# DO THIS
Isolate every line in the data with the string "parte" and copy it.

______________________________

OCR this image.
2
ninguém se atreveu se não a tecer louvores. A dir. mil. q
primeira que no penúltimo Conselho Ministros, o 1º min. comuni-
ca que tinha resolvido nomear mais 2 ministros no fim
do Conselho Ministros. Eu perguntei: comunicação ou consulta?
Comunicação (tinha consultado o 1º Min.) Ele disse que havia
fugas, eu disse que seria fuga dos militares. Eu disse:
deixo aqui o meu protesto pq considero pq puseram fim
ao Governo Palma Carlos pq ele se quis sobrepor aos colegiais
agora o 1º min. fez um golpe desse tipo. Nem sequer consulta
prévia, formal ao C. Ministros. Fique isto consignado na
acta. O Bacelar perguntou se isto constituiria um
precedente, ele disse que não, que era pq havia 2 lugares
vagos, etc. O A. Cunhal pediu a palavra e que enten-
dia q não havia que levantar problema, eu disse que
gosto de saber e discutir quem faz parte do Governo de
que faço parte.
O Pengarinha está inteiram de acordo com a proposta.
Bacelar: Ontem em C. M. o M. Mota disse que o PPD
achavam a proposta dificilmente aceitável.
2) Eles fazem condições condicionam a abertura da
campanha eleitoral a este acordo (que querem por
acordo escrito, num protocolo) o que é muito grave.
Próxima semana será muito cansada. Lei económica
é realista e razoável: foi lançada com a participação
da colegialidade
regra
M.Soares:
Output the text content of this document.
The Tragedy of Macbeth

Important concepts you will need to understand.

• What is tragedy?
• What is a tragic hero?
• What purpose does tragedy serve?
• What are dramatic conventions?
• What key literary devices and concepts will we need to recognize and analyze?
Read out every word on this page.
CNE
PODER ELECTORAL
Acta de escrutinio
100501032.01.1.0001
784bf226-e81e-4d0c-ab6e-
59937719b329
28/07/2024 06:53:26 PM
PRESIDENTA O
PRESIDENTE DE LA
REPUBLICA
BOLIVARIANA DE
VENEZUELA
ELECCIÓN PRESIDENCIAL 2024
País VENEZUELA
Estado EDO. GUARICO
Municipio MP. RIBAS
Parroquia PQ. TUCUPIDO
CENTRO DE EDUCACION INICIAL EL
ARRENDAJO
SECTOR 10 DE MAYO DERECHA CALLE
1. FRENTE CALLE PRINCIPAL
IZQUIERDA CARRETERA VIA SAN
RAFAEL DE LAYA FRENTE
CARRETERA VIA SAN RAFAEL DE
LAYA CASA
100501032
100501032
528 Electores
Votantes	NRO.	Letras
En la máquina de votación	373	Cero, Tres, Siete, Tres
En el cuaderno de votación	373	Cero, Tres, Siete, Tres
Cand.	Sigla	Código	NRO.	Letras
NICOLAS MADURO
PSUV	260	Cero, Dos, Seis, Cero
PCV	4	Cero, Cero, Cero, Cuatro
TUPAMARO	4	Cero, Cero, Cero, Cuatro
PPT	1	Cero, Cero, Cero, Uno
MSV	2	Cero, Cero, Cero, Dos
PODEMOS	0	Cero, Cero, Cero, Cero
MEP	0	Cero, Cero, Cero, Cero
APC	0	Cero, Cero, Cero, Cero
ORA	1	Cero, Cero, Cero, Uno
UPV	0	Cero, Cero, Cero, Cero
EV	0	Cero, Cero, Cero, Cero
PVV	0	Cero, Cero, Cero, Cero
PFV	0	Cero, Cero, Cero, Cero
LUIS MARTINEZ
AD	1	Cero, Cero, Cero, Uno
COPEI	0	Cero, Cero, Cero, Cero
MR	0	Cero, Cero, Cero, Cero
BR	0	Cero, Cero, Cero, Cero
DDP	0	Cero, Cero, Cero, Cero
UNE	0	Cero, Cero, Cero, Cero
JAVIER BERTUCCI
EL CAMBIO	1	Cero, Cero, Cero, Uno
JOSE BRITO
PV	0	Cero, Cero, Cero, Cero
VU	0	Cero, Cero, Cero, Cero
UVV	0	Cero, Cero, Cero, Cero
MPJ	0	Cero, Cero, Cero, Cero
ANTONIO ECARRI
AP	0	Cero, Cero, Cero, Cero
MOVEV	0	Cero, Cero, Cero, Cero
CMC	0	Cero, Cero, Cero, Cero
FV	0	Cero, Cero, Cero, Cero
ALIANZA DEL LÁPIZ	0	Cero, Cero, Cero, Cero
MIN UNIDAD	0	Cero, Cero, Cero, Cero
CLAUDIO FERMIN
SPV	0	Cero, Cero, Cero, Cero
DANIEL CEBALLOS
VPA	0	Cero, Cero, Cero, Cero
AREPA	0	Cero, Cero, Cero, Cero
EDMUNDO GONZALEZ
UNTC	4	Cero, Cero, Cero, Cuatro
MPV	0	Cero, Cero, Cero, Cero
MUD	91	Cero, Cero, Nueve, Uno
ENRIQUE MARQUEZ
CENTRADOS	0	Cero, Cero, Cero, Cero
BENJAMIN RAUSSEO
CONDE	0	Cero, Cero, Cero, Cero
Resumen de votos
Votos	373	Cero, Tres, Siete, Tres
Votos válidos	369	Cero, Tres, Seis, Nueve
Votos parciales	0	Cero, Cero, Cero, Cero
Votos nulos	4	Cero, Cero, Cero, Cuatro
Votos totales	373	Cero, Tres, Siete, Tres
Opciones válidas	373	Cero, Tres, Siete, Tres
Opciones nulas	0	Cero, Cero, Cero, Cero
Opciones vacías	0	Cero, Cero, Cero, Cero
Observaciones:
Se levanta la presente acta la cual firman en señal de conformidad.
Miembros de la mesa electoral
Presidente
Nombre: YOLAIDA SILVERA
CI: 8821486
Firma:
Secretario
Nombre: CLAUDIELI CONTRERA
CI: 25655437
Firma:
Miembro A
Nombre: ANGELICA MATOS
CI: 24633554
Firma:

______________________________

# OUTPUT OF THE TASK
gosto de saber e discutir quem faz parte do Governo de
que faço parte.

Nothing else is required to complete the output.